Data listing:
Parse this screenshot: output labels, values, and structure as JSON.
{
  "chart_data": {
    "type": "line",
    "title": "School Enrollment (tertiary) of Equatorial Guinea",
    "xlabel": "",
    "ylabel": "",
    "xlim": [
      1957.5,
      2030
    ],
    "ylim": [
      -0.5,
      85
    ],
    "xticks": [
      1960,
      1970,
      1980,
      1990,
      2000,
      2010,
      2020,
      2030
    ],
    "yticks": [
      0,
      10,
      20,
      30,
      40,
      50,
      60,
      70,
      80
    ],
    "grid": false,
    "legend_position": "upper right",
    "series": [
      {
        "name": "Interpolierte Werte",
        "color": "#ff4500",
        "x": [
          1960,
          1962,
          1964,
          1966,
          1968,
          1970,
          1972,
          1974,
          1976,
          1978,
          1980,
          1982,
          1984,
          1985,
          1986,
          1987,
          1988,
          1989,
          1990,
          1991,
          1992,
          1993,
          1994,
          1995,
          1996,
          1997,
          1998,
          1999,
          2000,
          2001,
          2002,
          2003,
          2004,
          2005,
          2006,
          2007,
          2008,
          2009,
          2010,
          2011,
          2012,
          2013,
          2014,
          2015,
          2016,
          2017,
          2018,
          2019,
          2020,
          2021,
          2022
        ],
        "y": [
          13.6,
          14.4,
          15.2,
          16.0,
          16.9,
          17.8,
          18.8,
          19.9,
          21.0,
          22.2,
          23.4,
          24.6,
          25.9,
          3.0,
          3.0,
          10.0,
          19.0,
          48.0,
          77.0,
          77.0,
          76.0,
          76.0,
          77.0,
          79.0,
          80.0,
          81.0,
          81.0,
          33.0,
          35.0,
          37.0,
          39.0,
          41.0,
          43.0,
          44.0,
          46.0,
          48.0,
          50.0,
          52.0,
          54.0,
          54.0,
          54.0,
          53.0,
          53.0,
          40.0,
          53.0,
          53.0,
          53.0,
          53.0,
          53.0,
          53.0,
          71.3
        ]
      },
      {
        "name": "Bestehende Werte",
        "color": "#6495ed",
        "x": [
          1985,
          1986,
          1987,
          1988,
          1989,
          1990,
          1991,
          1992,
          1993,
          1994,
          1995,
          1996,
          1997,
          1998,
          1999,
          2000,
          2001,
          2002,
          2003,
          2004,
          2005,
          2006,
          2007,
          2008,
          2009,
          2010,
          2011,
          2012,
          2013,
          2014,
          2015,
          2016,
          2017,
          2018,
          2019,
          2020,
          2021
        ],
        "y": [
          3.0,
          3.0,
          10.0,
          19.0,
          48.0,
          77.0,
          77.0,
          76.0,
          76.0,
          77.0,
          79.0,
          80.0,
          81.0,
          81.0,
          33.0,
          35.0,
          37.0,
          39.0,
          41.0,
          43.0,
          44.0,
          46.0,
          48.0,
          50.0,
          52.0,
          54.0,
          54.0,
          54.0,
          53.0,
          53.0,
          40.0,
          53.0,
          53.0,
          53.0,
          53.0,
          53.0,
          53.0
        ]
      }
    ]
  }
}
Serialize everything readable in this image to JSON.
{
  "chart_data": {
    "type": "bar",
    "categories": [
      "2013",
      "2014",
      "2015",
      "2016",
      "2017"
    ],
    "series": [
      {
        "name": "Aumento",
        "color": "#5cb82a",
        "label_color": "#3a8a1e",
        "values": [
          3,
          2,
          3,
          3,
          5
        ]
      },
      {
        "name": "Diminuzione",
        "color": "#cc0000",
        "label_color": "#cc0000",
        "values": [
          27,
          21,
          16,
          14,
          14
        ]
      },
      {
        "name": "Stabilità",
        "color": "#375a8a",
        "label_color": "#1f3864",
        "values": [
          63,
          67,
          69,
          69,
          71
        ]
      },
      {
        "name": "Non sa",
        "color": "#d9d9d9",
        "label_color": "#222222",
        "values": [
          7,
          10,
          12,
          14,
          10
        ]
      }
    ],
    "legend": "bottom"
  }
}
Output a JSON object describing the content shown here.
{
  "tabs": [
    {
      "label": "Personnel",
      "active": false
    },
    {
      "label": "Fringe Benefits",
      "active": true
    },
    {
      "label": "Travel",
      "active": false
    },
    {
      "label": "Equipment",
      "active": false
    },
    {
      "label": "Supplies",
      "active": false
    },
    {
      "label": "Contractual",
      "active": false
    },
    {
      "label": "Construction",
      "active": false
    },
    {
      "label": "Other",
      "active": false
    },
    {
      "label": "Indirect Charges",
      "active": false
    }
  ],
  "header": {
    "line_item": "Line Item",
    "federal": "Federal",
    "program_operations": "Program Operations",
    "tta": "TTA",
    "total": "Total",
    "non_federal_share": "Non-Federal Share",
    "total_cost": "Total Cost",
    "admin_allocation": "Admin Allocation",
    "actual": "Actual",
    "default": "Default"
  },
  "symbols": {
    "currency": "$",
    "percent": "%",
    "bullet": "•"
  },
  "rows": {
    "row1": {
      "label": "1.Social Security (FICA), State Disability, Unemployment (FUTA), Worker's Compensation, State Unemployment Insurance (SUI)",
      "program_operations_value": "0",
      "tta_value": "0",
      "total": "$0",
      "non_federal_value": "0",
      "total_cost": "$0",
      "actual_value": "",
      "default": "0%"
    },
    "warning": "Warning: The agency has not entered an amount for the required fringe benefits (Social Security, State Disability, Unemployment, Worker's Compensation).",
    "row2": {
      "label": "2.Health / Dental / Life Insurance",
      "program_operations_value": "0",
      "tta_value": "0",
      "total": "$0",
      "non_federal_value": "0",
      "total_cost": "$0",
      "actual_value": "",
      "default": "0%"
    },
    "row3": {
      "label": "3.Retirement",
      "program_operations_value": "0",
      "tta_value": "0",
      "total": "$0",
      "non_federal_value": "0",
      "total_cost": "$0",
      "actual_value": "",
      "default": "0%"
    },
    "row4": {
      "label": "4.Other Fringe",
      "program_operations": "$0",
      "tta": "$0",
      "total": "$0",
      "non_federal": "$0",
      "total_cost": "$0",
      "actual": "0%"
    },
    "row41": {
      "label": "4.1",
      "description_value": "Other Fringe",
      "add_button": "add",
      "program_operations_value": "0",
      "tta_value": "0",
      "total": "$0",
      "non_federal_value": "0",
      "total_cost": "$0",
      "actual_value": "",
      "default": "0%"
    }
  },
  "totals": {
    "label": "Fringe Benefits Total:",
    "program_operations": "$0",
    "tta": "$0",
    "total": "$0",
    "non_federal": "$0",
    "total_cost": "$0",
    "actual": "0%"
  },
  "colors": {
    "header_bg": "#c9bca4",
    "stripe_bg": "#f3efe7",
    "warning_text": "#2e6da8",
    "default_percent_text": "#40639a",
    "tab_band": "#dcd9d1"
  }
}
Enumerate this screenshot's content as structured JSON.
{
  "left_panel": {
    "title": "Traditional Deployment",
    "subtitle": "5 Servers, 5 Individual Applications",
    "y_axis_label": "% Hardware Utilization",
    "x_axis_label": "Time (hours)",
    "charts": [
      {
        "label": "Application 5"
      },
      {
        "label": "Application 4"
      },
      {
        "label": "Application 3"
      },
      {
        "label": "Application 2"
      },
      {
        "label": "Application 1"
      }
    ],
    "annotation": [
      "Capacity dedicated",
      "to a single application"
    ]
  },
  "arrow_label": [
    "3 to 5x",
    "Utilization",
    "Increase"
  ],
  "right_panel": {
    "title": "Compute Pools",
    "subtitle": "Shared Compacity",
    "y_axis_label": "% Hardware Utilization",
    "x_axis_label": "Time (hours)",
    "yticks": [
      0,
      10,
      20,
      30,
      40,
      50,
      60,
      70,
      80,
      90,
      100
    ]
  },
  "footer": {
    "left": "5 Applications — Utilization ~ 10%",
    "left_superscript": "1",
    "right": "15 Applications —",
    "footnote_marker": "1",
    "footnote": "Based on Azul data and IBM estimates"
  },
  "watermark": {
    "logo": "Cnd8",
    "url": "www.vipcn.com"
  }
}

YOUR INSTRUCTIONS
Gather all lines of the records that include the word "name".

SOLUTION FOR THIS EXERCISE
        "name": "Interpolierte Werte",
        "name": "Bestehende Werte",
        "name": "Aumento",
        "name": "Diminuzione",
        "name": "Stabilità",
        "name": "Non sa",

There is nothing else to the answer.